- Exercise goal -
Report how many lines of these entries hold the string "ylabel"; reply with the number alone.

- Stored records -
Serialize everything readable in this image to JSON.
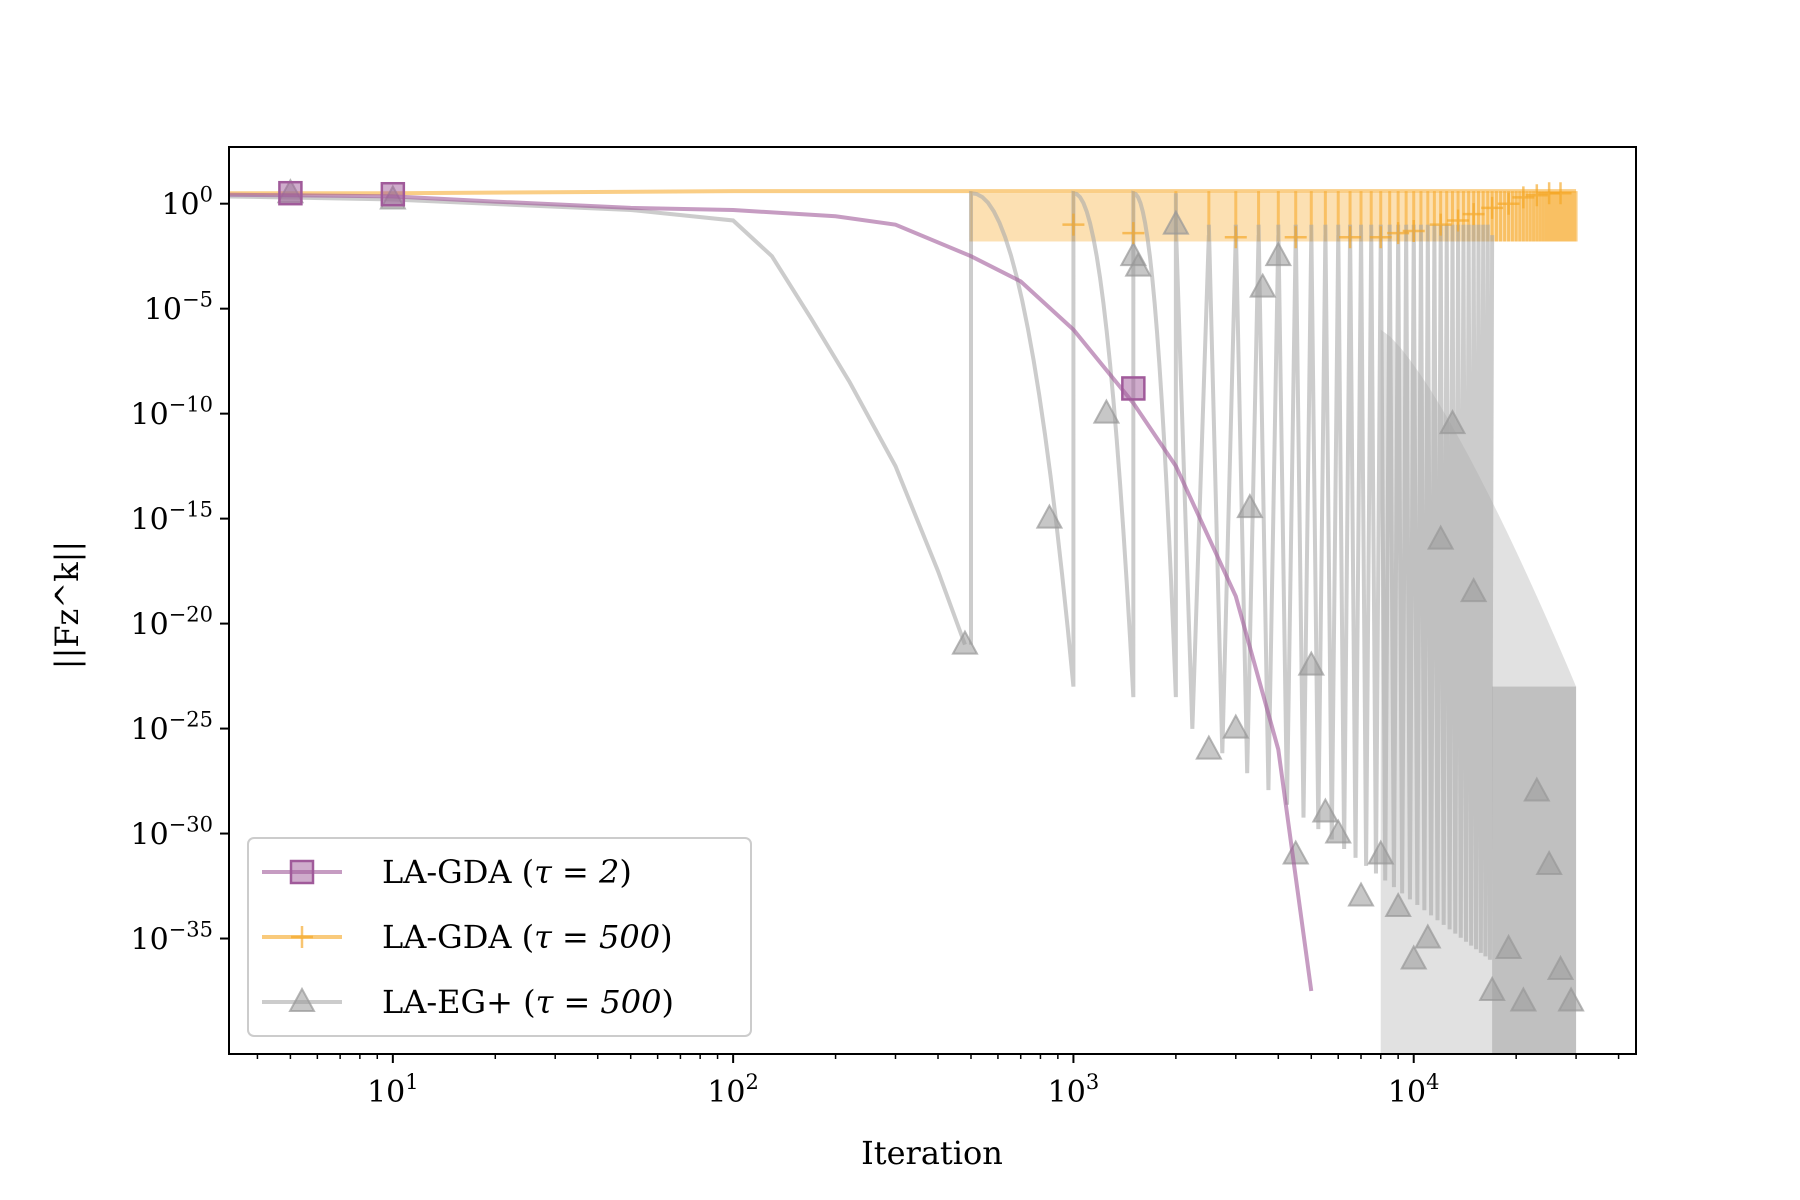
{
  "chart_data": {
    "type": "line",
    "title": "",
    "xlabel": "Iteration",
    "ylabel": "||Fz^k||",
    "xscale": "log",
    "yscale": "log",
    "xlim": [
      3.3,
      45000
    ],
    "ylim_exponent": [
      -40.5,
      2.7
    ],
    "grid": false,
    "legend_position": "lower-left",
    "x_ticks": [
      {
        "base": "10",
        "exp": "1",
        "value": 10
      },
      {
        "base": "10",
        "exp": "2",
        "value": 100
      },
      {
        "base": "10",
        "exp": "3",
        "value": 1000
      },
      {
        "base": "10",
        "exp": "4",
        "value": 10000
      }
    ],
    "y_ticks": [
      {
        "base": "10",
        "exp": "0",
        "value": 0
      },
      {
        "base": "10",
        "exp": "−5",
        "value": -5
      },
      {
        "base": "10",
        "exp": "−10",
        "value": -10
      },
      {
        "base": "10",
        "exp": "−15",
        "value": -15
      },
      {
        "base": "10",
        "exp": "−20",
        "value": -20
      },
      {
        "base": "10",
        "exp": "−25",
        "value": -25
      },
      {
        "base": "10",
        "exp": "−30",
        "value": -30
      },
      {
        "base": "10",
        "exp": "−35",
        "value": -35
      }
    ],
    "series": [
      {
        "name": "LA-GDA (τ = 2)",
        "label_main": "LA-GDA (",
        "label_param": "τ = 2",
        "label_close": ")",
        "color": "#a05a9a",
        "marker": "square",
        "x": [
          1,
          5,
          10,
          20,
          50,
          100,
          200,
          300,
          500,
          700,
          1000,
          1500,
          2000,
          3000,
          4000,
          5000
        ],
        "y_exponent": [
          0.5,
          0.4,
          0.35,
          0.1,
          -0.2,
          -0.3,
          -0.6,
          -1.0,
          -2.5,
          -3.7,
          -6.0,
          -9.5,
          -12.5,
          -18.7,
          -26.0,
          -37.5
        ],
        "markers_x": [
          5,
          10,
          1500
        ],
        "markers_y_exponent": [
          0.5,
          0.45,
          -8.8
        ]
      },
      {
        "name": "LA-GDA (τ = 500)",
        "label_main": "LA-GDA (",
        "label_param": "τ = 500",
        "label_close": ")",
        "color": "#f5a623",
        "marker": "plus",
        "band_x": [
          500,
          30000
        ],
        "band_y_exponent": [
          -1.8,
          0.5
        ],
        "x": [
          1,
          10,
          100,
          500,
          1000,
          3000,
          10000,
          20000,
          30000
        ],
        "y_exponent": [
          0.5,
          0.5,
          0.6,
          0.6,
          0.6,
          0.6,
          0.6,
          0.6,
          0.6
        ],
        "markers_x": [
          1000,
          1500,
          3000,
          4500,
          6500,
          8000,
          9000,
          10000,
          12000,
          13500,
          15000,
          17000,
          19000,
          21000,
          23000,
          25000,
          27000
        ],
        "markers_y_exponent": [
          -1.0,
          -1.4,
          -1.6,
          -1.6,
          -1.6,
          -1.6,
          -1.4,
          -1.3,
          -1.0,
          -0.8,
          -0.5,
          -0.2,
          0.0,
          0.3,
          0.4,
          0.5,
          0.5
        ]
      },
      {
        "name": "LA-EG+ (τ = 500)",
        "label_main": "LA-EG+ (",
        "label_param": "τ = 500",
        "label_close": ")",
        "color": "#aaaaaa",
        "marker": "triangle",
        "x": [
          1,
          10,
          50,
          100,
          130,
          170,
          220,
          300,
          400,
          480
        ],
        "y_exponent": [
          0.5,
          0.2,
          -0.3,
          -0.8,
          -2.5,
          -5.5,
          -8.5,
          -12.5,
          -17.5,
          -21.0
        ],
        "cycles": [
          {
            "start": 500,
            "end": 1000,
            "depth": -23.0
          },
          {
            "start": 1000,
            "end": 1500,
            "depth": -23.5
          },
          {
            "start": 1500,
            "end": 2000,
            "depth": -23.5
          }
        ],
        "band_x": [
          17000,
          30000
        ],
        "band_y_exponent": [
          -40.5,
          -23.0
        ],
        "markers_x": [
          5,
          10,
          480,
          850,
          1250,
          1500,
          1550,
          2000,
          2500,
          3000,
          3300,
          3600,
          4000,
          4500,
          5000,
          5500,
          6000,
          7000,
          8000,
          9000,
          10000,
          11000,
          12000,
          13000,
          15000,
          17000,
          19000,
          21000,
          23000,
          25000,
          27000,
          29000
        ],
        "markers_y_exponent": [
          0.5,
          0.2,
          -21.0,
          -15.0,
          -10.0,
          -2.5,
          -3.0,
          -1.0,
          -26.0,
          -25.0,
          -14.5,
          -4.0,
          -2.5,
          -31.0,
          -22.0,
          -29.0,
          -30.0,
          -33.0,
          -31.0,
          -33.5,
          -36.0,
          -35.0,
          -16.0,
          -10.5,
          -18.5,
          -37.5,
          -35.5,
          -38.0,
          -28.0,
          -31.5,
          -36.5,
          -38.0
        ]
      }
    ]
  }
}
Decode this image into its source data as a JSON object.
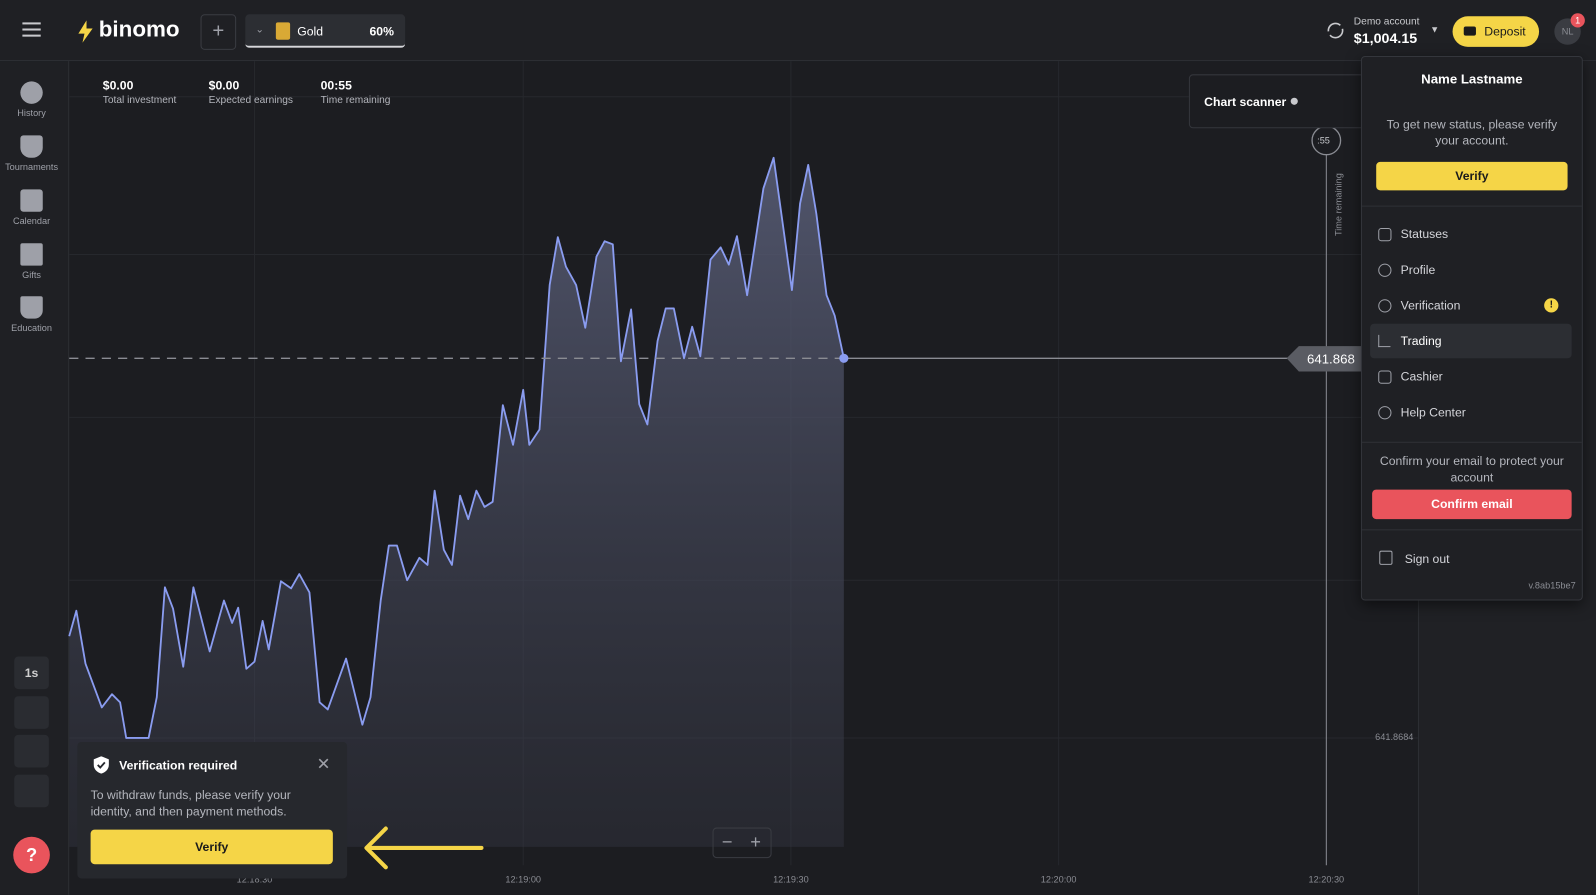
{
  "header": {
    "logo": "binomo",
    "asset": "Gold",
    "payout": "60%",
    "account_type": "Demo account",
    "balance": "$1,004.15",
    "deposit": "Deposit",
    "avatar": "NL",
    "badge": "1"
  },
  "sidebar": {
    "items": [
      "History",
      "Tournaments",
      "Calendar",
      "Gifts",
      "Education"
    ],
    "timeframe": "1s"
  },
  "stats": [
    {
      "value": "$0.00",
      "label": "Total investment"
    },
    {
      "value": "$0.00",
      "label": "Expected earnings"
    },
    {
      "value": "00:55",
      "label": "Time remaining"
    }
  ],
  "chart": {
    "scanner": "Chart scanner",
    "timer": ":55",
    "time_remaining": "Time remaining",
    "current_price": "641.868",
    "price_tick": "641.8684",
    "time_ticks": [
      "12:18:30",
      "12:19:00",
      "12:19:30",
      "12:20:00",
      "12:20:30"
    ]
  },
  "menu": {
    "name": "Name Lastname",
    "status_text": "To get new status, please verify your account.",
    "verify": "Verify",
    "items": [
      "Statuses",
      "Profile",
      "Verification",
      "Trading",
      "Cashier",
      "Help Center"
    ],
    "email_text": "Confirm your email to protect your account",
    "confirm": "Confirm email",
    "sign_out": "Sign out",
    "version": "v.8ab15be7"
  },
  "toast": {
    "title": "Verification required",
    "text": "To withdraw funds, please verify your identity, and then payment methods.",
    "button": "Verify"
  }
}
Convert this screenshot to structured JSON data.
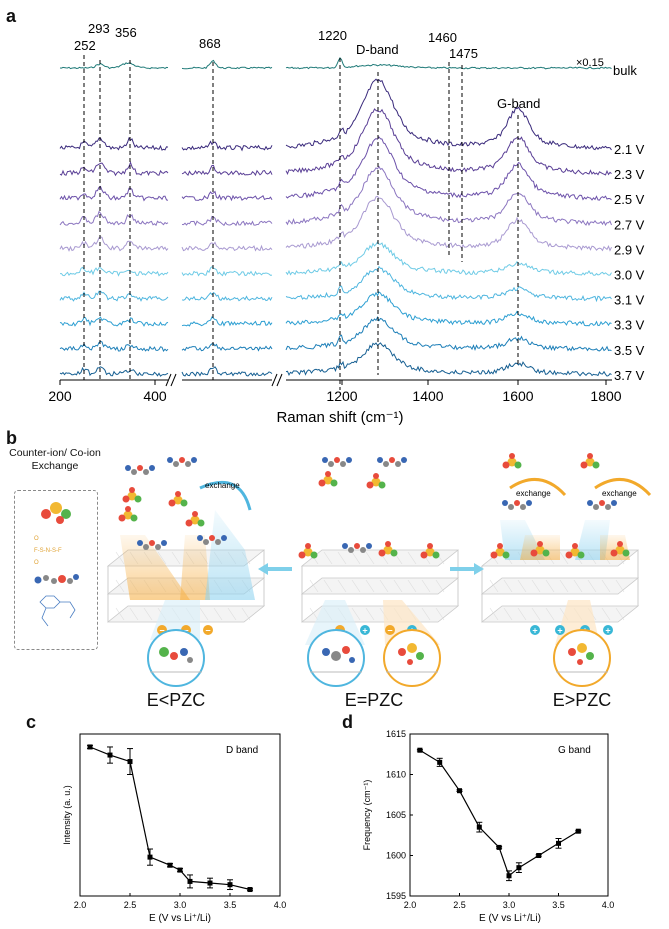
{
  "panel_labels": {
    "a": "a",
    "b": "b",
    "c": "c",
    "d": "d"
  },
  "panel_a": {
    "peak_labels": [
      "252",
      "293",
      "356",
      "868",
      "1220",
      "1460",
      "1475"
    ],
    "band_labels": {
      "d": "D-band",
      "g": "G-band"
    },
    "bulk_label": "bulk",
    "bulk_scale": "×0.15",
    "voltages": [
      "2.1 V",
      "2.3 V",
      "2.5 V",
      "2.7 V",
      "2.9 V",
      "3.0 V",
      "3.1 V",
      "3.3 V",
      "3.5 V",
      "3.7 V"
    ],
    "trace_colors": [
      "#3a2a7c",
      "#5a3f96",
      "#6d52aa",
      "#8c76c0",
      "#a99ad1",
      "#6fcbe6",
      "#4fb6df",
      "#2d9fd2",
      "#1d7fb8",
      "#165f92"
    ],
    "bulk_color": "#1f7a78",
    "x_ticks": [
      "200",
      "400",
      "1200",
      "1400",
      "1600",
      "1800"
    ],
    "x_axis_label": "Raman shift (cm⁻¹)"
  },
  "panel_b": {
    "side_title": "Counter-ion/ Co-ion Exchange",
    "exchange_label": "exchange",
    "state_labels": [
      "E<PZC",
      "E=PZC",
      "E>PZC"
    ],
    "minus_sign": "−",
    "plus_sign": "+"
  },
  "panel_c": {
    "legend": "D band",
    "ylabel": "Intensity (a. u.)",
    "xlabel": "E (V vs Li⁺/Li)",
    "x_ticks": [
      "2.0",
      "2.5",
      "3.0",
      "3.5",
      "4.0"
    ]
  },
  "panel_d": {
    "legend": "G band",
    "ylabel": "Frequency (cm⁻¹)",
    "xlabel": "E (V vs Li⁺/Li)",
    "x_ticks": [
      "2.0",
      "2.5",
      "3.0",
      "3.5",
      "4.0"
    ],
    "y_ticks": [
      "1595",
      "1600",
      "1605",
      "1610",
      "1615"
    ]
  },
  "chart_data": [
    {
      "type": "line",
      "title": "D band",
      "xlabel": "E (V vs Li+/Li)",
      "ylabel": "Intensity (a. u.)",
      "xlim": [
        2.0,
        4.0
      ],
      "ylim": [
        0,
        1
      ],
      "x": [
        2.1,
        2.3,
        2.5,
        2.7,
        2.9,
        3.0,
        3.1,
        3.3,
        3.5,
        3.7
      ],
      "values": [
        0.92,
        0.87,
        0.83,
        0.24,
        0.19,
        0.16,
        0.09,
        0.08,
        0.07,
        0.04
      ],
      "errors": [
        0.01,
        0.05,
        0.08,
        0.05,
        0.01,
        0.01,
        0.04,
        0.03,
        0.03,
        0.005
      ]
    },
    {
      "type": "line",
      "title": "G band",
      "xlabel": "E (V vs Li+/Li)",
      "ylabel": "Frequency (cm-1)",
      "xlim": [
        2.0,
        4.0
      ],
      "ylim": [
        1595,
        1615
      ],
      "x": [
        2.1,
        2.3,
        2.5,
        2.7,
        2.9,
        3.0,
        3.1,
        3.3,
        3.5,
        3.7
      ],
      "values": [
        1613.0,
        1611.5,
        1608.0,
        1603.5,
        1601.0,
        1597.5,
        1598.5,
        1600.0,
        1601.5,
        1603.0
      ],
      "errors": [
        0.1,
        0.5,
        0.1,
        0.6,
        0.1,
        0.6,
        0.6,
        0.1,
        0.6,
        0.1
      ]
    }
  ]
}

- Output below -
5